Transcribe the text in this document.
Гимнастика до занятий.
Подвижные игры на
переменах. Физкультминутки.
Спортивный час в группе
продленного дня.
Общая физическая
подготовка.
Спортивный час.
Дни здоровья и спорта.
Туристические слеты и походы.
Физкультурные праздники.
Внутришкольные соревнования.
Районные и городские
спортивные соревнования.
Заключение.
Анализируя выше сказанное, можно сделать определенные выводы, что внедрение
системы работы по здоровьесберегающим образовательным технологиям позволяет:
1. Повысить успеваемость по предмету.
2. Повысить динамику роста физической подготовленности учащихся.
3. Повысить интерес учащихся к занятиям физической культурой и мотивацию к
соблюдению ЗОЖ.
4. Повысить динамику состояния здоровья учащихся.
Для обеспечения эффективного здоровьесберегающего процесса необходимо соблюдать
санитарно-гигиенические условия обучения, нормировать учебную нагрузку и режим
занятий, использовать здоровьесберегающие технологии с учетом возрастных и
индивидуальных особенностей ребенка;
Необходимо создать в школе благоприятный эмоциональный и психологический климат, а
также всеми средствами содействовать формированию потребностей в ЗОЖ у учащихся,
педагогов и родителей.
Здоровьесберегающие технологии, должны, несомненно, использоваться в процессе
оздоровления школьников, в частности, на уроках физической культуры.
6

────────────────────

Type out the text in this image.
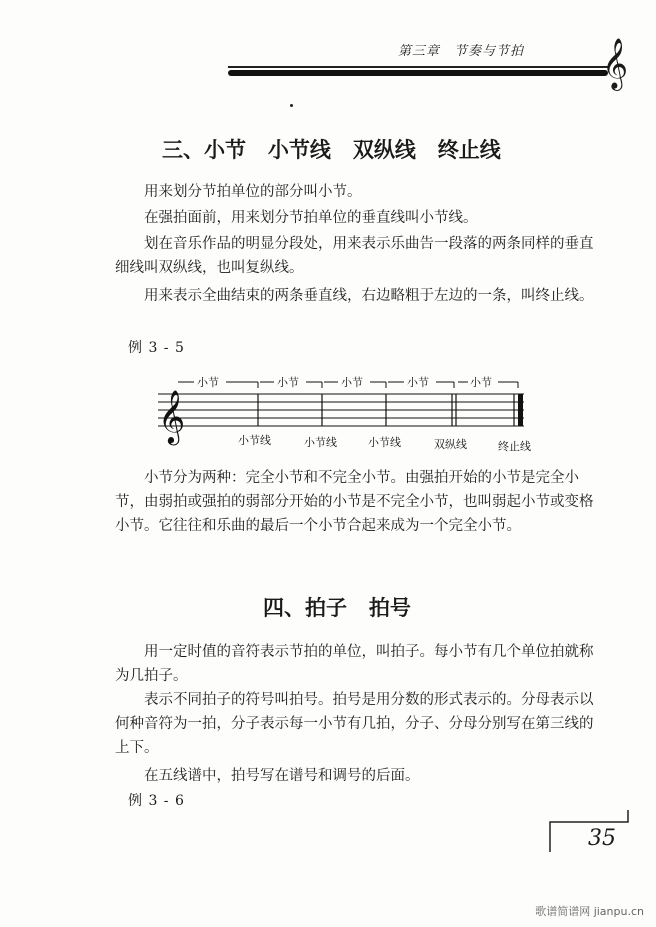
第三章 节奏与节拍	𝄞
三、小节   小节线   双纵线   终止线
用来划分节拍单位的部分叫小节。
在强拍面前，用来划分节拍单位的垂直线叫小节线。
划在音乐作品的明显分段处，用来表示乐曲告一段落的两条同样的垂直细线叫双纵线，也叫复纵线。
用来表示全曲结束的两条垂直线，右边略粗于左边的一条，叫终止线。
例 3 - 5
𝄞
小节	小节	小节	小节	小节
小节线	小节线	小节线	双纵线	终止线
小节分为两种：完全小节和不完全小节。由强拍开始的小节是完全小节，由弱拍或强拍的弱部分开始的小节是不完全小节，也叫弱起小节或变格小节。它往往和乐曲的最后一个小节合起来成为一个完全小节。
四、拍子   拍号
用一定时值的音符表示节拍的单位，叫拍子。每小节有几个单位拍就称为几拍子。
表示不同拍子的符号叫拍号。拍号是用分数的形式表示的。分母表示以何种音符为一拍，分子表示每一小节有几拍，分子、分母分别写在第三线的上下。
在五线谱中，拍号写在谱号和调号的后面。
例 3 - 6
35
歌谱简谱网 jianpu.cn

────────────────────

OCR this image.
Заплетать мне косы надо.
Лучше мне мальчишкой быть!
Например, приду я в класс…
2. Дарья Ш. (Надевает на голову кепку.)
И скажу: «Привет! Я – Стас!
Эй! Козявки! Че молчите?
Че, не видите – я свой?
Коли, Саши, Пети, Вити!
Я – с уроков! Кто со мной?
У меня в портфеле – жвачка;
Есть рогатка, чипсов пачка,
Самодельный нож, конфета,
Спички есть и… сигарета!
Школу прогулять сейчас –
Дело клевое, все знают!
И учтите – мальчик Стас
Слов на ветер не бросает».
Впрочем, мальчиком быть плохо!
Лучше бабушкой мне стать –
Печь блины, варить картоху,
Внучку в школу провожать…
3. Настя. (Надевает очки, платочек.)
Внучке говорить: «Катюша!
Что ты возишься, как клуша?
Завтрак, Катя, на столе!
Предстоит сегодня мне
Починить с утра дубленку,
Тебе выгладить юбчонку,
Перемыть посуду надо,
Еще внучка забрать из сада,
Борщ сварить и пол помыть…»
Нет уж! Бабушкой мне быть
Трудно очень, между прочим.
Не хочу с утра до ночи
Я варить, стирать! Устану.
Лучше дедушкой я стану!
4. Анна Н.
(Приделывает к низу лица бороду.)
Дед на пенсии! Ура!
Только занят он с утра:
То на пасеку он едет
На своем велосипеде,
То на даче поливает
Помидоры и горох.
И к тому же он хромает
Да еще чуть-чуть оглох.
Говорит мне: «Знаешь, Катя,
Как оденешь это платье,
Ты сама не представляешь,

────────────────────

== Direction ==
Copy each line of the data that contains the word "Повысить".

== Output of the exercise ==
1. Повысить успеваемость по предмету.
2. Повысить динамику роста физической подготовленности учащихся.
3. Повысить интерес учащихся к занятиям физической культурой и мотивацию к
4. Повысить динамику состояния здоровья учащихся.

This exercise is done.